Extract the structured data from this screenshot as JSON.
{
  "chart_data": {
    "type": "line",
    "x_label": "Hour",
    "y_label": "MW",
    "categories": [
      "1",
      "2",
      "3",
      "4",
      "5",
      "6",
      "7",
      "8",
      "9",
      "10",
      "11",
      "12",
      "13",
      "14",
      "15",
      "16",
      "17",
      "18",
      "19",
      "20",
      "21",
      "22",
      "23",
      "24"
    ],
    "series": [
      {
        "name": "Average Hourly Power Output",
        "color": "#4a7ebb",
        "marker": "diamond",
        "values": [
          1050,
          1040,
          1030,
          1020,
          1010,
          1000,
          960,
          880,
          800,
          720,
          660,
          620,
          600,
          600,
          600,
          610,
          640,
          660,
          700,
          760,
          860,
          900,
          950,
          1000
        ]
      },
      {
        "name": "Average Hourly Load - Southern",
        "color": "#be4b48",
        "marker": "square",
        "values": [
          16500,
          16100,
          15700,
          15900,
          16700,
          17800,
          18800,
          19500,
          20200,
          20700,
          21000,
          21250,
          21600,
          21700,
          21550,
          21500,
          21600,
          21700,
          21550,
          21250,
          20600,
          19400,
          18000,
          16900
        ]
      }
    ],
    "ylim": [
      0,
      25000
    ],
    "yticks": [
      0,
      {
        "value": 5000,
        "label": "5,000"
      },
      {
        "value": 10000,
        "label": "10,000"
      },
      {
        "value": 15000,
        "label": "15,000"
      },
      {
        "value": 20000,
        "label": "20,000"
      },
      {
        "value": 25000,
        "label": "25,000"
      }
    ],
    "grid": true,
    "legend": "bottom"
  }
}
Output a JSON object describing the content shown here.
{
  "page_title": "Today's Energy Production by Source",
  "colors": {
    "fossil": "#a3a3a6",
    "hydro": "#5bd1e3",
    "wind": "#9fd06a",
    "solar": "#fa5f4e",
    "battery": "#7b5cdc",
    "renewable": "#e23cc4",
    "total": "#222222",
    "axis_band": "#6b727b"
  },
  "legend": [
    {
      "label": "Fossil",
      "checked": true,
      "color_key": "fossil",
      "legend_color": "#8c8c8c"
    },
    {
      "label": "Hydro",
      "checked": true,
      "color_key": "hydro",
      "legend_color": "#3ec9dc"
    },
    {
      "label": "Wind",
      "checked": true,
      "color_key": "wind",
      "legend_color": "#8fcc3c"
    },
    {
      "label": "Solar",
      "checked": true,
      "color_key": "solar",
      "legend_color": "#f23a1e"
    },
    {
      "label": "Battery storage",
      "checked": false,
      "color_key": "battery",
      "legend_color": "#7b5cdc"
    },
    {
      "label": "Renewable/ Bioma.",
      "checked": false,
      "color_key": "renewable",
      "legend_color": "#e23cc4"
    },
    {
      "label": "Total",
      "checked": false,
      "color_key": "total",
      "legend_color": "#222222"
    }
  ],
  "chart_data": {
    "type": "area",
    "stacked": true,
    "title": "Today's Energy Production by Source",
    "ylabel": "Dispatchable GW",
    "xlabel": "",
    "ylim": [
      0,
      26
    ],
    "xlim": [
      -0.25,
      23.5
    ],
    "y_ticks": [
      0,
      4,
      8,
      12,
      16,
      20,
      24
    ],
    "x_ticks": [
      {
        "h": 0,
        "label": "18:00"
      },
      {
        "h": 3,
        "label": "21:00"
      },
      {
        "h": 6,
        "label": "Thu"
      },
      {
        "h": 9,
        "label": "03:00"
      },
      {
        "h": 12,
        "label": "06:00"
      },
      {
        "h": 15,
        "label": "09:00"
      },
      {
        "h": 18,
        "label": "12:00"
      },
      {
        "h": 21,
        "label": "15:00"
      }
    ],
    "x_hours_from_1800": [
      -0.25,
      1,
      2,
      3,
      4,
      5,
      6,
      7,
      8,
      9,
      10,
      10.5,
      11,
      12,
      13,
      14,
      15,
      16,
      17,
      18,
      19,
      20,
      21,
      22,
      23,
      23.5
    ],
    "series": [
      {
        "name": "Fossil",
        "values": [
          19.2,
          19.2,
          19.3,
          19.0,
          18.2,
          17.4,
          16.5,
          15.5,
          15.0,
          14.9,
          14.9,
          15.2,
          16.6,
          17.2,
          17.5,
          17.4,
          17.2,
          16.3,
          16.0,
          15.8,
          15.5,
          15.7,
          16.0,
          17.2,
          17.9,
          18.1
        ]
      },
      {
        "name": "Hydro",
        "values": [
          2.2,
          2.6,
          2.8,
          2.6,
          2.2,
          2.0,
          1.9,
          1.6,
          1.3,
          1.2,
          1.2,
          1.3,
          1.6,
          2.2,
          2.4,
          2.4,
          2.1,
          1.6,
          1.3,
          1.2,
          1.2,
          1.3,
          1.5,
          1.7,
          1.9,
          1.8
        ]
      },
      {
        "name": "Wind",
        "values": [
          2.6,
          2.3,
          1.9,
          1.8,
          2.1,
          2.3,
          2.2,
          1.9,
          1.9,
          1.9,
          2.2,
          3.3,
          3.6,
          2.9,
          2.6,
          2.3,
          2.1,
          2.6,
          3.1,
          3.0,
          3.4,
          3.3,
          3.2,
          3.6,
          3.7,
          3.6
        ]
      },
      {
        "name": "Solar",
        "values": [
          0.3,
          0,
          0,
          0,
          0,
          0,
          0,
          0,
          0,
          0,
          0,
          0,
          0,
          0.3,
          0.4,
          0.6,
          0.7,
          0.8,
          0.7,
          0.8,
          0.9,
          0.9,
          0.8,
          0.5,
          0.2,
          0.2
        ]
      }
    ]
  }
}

______

#### Problem details:
Extract the full set of entries word for word.

#### Solution for this exercise:
Extract the structured data from this screenshot as JSON.
{
  "chart_data": {
    "type": "line",
    "x_label": "Hour",
    "y_label": "MW",
    "categories": [
      "1",
      "2",
      "3",
      "4",
      "5",
      "6",
      "7",
      "8",
      "9",
      "10",
      "11",
      "12",
      "13",
      "14",
      "15",
      "16",
      "17",
      "18",
      "19",
      "20",
      "21",
      "22",
      "23",
      "24"
    ],
    "series": [
      {
        "name": "Average Hourly Power Output",
        "color": "#4a7ebb",
        "marker": "diamond",
        "values": [
          1050,
          1040,
          1030,
          1020,
          1010,
          1000,
          960,
          880,
          800,
          720,
          660,
          620,
          600,
          600,
          600,
          610,
          640,
          660,
          700,
          760,
          860,
          900,
          950,
          1000
        ]
      },
      {
        "name": "Average Hourly Load - Southern",
        "color": "#be4b48",
        "marker": "square",
        "values": [
          16500,
          16100,
          15700,
          15900,
          16700,
          17800,
          18800,
          19500,
          20200,
          20700,
          21000,
          21250,
          21600,
          21700,
          21550,
          21500,
          21600,
          21700,
          21550,
          21250,
          20600,
          19400,
          18000,
          16900
        ]
      }
    ],
    "ylim": [
      0,
      25000
    ],
    "yticks": [
      0,
      {
        "value": 5000,
        "label": "5,000"
      },
      {
        "value": 10000,
        "label": "10,000"
      },
      {
        "value": 15000,
        "label": "15,000"
      },
      {
        "value": 20000,
        "label": "20,000"
      },
      {
        "value": 25000,
        "label": "25,000"
      }
    ],
    "grid": true,
    "legend": "bottom"
  }
}
Output a JSON object describing the content shown here.
{
  "page_title": "Today's Energy Production by Source",
  "colors": {
    "fossil": "#a3a3a6",
    "hydro": "#5bd1e3",
    "wind": "#9fd06a",
    "solar": "#fa5f4e",
    "battery": "#7b5cdc",
    "renewable": "#e23cc4",
    "total": "#222222",
    "axis_band": "#6b727b"
  },
  "legend": [
    {
      "label": "Fossil",
      "checked": true,
      "color_key": "fossil",
      "legend_color": "#8c8c8c"
    },
    {
      "label": "Hydro",
      "checked": true,
      "color_key": "hydro",
      "legend_color": "#3ec9dc"
    },
    {
      "label": "Wind",
      "checked": true,
      "color_key": "wind",
      "legend_color": "#8fcc3c"
    },
    {
      "label": "Solar",
      "checked": true,
      "color_key": "solar",
      "legend_color": "#f23a1e"
    },
    {
      "label": "Battery storage",
      "checked": false,
      "color_key": "battery",
      "legend_color": "#7b5cdc"
    },
    {
      "label": "Renewable/ Bioma.",
      "checked": false,
      "color_key": "renewable",
      "legend_color": "#e23cc4"
    },
    {
      "label": "Total",
      "checked": false,
      "color_key": "total",
      "legend_color": "#222222"
    }
  ],
  "chart_data": {
    "type": "area",
    "stacked": true,
    "title": "Today's Energy Production by Source",
    "ylabel": "Dispatchable GW",
    "xlabel": "",
    "ylim": [
      0,
      26
    ],
    "xlim": [
      -0.25,
      23.5
    ],
    "y_ticks": [
      0,
      4,
      8,
      12,
      16,
      20,
      24
    ],
    "x_ticks": [
      {
        "h": 0,
        "label": "18:00"
      },
      {
        "h": 3,
        "label": "21:00"
      },
      {
        "h": 6,
        "label": "Thu"
      },
      {
        "h": 9,
        "label": "03:00"
      },
      {
        "h": 12,
        "label": "06:00"
      },
      {
        "h": 15,
        "label": "09:00"
      },
      {
        "h": 18,
        "label": "12:00"
      },
      {
        "h": 21,
        "label": "15:00"
      }
    ],
    "x_hours_from_1800": [
      -0.25,
      1,
      2,
      3,
      4,
      5,
      6,
      7,
      8,
      9,
      10,
      10.5,
      11,
      12,
      13,
      14,
      15,
      16,
      17,
      18,
      19,
      20,
      21,
      22,
      23,
      23.5
    ],
    "series": [
      {
        "name": "Fossil",
        "values": [
          19.2,
          19.2,
          19.3,
          19.0,
          18.2,
          17.4,
          16.5,
          15.5,
          15.0,
          14.9,
          14.9,
          15.2,
          16.6,
          17.2,
          17.5,
          17.4,
          17.2,
          16.3,
          16.0,
          15.8,
          15.5,
          15.7,
          16.0,
          17.2,
          17.9,
          18.1
        ]
      },
      {
        "name": "Hydro",
        "values": [
          2.2,
          2.6,
          2.8,
          2.6,
          2.2,
          2.0,
          1.9,
          1.6,
          1.3,
          1.2,
          1.2,
          1.3,
          1.6,
          2.2,
          2.4,
          2.4,
          2.1,
          1.6,
          1.3,
          1.2,
          1.2,
          1.3,
          1.5,
          1.7,
          1.9,
          1.8
        ]
      },
      {
        "name": "Wind",
        "values": [
          2.6,
          2.3,
          1.9,
          1.8,
          2.1,
          2.3,
          2.2,
          1.9,
          1.9,
          1.9,
          2.2,
          3.3,
          3.6,
          2.9,
          2.6,
          2.3,
          2.1,
          2.6,
          3.1,
          3.0,
          3.4,
          3.3,
          3.2,
          3.6,
          3.7,
          3.6
        ]
      },
      {
        "name": "Solar",
        "values": [
          0.3,
          0,
          0,
          0,
          0,
          0,
          0,
          0,
          0,
          0,
          0,
          0,
          0,
          0.3,
          0.4,
          0.6,
          0.7,
          0.8,
          0.7,
          0.8,
          0.9,
          0.9,
          0.8,
          0.5,
          0.2,
          0.2
        ]
      }
    ]
  }
}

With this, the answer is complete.